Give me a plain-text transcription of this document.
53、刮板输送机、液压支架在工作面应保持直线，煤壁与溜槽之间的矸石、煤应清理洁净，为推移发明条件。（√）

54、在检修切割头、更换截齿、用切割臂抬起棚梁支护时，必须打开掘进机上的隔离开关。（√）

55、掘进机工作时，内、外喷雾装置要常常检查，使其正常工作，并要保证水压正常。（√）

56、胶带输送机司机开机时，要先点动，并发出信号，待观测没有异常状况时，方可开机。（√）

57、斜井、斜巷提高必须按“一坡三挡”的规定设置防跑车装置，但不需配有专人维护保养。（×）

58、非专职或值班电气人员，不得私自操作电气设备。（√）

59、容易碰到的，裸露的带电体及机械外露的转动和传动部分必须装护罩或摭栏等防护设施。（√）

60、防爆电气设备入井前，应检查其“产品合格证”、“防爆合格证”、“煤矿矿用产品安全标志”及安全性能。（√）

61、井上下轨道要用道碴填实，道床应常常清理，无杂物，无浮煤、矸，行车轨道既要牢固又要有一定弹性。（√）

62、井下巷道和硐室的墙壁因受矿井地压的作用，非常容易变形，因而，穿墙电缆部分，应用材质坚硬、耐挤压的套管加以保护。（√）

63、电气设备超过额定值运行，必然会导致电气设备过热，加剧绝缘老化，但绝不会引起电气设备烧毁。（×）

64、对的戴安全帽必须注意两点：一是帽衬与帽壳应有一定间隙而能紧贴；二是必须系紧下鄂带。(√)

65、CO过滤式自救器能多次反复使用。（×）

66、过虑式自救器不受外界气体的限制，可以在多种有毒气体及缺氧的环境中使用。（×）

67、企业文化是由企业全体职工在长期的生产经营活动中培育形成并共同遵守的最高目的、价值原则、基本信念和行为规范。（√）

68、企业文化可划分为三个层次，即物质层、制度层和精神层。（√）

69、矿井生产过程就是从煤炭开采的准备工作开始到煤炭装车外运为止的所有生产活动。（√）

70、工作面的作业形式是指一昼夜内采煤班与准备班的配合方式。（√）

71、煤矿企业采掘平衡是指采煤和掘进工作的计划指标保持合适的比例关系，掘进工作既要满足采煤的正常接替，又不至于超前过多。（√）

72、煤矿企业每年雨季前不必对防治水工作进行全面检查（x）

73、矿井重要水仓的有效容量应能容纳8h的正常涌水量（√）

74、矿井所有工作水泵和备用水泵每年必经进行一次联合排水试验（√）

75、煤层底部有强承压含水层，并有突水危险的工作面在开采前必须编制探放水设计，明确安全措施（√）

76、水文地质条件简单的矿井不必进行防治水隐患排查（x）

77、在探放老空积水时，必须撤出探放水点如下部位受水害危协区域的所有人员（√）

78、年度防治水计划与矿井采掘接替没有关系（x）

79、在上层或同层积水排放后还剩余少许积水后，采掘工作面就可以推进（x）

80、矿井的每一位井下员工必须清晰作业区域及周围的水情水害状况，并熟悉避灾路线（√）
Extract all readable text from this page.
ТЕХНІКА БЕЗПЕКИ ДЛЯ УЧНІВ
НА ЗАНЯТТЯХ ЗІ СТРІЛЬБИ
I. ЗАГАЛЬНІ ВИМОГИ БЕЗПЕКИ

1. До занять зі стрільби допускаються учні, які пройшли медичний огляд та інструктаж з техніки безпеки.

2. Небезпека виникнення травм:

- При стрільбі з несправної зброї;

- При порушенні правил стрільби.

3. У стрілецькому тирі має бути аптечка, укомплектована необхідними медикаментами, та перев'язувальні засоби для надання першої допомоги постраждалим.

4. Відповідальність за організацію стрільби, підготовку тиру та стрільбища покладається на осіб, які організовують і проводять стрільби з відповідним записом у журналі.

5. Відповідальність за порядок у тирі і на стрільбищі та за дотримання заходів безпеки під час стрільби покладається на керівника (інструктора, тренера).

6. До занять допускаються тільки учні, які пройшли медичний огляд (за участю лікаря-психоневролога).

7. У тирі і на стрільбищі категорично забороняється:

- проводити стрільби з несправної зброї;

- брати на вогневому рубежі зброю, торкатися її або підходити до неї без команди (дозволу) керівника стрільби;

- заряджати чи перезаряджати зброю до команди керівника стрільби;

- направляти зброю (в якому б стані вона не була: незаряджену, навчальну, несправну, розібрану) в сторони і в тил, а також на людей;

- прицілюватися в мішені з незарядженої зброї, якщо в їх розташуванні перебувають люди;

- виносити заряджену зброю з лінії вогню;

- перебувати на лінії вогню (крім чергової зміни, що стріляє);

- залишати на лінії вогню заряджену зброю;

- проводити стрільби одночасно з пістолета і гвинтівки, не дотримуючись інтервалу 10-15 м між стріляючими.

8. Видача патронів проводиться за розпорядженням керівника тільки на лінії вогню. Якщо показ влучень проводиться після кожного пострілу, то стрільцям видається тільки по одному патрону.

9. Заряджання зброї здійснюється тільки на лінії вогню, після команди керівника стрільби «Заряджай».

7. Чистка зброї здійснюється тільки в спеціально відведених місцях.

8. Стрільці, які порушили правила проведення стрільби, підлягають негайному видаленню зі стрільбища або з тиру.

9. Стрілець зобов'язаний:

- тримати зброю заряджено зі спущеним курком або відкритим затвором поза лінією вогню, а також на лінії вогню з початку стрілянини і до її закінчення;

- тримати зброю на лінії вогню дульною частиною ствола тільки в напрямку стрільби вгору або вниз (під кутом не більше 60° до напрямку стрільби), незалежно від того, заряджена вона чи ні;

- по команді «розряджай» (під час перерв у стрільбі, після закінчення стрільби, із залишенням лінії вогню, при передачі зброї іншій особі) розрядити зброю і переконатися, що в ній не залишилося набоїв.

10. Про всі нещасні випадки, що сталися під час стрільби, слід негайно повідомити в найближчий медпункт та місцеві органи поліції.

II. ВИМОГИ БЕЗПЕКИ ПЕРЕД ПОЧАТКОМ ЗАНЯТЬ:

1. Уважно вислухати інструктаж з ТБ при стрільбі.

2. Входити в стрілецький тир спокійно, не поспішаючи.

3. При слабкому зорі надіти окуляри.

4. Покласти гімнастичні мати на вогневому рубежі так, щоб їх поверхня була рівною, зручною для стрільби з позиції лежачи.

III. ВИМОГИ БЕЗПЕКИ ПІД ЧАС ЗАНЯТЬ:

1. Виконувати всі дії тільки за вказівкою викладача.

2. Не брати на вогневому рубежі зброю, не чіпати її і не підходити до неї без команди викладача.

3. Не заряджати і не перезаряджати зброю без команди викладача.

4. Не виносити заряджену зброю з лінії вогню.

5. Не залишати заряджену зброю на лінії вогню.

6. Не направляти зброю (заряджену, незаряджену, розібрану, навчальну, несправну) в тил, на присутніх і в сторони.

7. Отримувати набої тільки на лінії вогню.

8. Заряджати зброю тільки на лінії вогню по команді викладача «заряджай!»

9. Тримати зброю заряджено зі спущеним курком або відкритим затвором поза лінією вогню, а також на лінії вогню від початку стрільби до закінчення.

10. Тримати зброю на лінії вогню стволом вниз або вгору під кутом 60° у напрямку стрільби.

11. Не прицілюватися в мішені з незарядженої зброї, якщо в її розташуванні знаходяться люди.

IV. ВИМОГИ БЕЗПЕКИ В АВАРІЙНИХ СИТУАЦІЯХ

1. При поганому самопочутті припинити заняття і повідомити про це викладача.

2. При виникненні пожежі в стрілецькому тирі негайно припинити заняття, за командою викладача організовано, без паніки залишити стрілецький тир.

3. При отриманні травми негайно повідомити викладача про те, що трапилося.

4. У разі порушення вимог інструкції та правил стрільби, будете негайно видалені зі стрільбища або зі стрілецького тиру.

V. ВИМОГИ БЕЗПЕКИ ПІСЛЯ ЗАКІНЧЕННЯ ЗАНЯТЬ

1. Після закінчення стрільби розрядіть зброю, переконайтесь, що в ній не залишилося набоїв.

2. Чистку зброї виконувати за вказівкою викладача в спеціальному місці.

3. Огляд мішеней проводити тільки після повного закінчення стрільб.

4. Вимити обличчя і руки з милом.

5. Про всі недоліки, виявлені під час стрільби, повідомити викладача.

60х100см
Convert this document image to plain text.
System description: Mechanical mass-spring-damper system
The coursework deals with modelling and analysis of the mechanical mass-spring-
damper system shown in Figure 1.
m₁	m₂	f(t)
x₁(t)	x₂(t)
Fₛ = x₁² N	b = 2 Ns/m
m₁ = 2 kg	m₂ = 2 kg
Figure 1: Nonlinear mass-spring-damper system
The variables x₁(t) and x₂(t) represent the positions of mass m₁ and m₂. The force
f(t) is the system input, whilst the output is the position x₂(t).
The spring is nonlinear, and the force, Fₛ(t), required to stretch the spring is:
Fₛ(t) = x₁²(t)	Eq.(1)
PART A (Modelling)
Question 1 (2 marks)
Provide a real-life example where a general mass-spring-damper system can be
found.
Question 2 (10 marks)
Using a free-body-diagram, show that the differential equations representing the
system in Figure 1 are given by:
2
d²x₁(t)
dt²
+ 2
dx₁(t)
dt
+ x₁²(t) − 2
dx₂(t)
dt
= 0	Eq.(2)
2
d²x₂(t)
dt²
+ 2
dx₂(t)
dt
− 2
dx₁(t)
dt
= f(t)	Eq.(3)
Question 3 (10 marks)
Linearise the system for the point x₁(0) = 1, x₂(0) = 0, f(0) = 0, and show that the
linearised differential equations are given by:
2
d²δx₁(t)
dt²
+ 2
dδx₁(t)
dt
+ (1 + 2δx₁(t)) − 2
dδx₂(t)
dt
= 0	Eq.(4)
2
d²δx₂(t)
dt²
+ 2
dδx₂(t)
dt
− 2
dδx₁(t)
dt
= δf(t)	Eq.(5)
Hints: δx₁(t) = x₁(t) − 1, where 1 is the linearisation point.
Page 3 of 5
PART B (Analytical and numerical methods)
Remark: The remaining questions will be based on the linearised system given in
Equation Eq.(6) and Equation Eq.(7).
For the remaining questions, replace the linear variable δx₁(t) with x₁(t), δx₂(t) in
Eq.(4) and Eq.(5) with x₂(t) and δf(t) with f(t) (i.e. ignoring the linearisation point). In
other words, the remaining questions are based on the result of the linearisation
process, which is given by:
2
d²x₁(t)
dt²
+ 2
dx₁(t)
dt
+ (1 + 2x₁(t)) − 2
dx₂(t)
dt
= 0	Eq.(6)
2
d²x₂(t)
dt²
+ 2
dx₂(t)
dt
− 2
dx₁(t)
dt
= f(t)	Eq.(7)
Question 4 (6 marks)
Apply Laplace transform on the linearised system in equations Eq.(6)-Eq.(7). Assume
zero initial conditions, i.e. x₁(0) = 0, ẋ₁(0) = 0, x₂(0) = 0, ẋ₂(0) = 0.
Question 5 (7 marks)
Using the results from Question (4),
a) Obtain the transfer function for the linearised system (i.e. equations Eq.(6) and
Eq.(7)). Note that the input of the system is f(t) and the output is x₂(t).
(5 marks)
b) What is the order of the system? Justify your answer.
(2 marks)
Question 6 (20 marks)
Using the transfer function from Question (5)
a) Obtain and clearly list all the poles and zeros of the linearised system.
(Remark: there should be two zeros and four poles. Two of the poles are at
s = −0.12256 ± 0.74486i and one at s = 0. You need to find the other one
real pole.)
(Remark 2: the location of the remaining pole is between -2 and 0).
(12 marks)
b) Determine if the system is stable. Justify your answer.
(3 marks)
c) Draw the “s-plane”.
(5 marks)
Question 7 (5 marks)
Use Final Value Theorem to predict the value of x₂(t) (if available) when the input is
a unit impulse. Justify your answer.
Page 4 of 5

### Required task
From the records given above, copy all lines containing "remaining".

### Task result
Remark: The remaining questions will be based on the linearised system given in
For the remaining questions, replace the linear variable δx₁(t) with x₁(t), δx₂(t) in
other words, the remaining questions are based on the result of the linearisation
(Remark 2: the location of the remaining pole is between -2 and 0).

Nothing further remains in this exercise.